== REQUEST A ==
In the judgment, where was the getaway car abandoned after the larceny?

-=-=-

IN THE SUPREME COURT OF FIJI

APPELLATE JURISDICTION

CRIMINAL APPEAL No. 78 of 1977

I TUSA TUILOMA
Appellant

v

REGINAM
Respondent

JUDGMENT

The appellant was, on his own plea, convicted by the Mahe Magistrate’s Court Suva on three counts:

(i) Sheaking, entering and larceny contrary to section 333(a) of ) of the Penal Code.

(ii) Unlawful use of a motor car vehicle contrary to section 325 of the Penal Code.

(iii) Also unlawful use of a motor vehicle contrary to section 325 of the Penal Code.

He was sentenced to 15 months’ imprisonment on the first count and 3 months imprisonment on the second and third counts, all sentences to be served consecutively.

He appeals against his conviction and sentence.

According to the facts outlined in Court, a group of young men of whom the appellant was one approached a parked car at night and opened it. The appellant got behind the steering while the others pushed it. They were, however, disturbed in the process, left the car and run away. In another street they found another car and appellant again got in behind the steering wheel. This time they managed to get the car started and drove to a jeweller shop which the others broke into while the appellant remained behind the steering wheel. The car was used as a "get-away" vehicle after the larceny and was later abandoned in Malcolm Street, the appellant, when apprehended, admitted the offence and assisted the police with their investigation.

-=-=-

== REQUEST B ==
Please return the dataset items, unchanged, from the first line of the records through the line containing "- series-6: [280, 210, 414, 522]".

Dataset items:

-=-=-

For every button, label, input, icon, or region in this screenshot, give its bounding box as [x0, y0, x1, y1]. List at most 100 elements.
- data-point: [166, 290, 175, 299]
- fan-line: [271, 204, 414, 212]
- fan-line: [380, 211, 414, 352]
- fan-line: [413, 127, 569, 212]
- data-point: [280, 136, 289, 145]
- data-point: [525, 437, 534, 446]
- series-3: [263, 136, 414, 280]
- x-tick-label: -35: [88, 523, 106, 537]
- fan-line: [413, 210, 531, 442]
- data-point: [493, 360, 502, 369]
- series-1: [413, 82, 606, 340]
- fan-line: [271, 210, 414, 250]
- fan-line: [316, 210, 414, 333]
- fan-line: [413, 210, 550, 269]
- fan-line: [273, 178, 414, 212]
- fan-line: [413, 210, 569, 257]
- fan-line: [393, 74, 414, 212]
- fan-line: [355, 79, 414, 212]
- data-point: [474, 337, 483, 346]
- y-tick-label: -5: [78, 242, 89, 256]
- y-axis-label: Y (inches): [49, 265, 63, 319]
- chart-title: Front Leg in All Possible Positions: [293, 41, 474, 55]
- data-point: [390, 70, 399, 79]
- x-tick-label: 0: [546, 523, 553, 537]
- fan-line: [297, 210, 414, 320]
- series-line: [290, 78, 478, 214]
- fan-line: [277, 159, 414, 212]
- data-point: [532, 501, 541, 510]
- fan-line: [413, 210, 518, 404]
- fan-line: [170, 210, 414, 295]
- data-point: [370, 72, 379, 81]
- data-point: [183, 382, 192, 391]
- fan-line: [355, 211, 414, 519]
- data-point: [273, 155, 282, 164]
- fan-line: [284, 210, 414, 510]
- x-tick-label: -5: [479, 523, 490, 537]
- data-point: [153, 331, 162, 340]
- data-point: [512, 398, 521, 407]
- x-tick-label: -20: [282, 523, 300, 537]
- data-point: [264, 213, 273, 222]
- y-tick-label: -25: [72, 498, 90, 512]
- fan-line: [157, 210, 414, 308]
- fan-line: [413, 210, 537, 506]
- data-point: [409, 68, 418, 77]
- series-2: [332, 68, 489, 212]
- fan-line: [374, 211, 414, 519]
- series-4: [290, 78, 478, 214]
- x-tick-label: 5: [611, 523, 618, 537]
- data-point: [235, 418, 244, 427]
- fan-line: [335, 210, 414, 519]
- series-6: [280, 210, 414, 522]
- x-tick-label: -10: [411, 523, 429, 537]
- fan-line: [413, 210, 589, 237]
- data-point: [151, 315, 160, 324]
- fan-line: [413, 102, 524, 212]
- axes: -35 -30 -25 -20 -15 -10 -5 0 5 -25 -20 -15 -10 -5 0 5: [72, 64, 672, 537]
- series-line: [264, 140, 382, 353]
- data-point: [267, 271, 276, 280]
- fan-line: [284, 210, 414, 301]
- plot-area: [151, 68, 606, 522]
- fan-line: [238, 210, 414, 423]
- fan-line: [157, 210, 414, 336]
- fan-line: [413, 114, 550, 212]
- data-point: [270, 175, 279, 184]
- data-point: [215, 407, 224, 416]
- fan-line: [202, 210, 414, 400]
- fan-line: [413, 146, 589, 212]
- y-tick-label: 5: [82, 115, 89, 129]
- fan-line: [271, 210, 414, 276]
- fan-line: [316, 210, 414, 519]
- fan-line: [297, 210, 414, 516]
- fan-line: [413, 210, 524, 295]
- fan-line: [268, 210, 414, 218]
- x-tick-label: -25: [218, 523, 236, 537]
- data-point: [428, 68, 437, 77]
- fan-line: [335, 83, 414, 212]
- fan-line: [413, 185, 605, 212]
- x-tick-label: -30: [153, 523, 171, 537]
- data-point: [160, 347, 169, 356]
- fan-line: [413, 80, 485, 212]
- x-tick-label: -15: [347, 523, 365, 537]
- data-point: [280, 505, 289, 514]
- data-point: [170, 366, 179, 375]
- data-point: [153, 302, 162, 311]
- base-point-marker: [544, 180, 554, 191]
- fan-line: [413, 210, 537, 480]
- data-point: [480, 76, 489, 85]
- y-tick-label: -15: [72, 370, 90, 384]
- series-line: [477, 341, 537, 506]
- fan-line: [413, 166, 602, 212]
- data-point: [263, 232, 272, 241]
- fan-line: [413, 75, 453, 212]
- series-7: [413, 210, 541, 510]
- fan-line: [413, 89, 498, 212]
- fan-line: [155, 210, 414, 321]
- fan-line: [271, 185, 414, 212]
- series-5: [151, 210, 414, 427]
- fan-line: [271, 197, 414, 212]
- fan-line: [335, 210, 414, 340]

-=-=-

== EXERCISE OUTPUT A ==
Malcolm Street

== EXERCISE OUTPUT B ==
For every button, label, input, icon, or region in this screenshot, give its bounding box as [x0, y0, x1, y1]. List at most 100 elements.
- data-point: [166, 290, 175, 299]
- fan-line: [271, 204, 414, 212]
- fan-line: [380, 211, 414, 352]
- fan-line: [413, 127, 569, 212]
- data-point: [280, 136, 289, 145]
- data-point: [525, 437, 534, 446]
- series-3: [263, 136, 414, 280]
- x-tick-label: -35: [88, 523, 106, 537]
- fan-line: [413, 210, 531, 442]
- data-point: [493, 360, 502, 369]
- series-1: [413, 82, 606, 340]
- fan-line: [271, 210, 414, 250]
- fan-line: [316, 210, 414, 333]
- fan-line: [413, 210, 550, 269]
- fan-line: [273, 178, 414, 212]
- fan-line: [413, 210, 569, 257]
- fan-line: [393, 74, 414, 212]
- fan-line: [355, 79, 414, 212]
- data-point: [474, 337, 483, 346]
- y-tick-label: -5: [78, 242, 89, 256]
- y-axis-label: Y (inches): [49, 265, 63, 319]
- chart-title: Front Leg in All Possible Positions: [293, 41, 474, 55]
- data-point: [390, 70, 399, 79]
- x-tick-label: 0: [546, 523, 553, 537]
- fan-line: [297, 210, 414, 320]
- series-line: [290, 78, 478, 214]
- fan-line: [277, 159, 414, 212]
- data-point: [532, 501, 541, 510]
- fan-line: [413, 210, 518, 404]
- fan-line: [170, 210, 414, 295]
- data-point: [370, 72, 379, 81]
- data-point: [183, 382, 192, 391]
- fan-line: [355, 211, 414, 519]
- data-point: [273, 155, 282, 164]
- fan-line: [284, 210, 414, 510]
- x-tick-label: -5: [479, 523, 490, 537]
- data-point: [153, 331, 162, 340]
- data-point: [512, 398, 521, 407]
- x-tick-label: -20: [282, 523, 300, 537]
- data-point: [264, 213, 273, 222]
- y-tick-label: -25: [72, 498, 90, 512]
- fan-line: [157, 210, 414, 308]
- fan-line: [413, 210, 537, 506]
- data-point: [409, 68, 418, 77]
- series-2: [332, 68, 489, 212]
- fan-line: [374, 211, 414, 519]
- series-4: [290, 78, 478, 214]
- x-tick-label: 5: [611, 523, 618, 537]
- data-point: [235, 418, 244, 427]
- fan-line: [335, 210, 414, 519]
- series-6: [280, 210, 414, 522]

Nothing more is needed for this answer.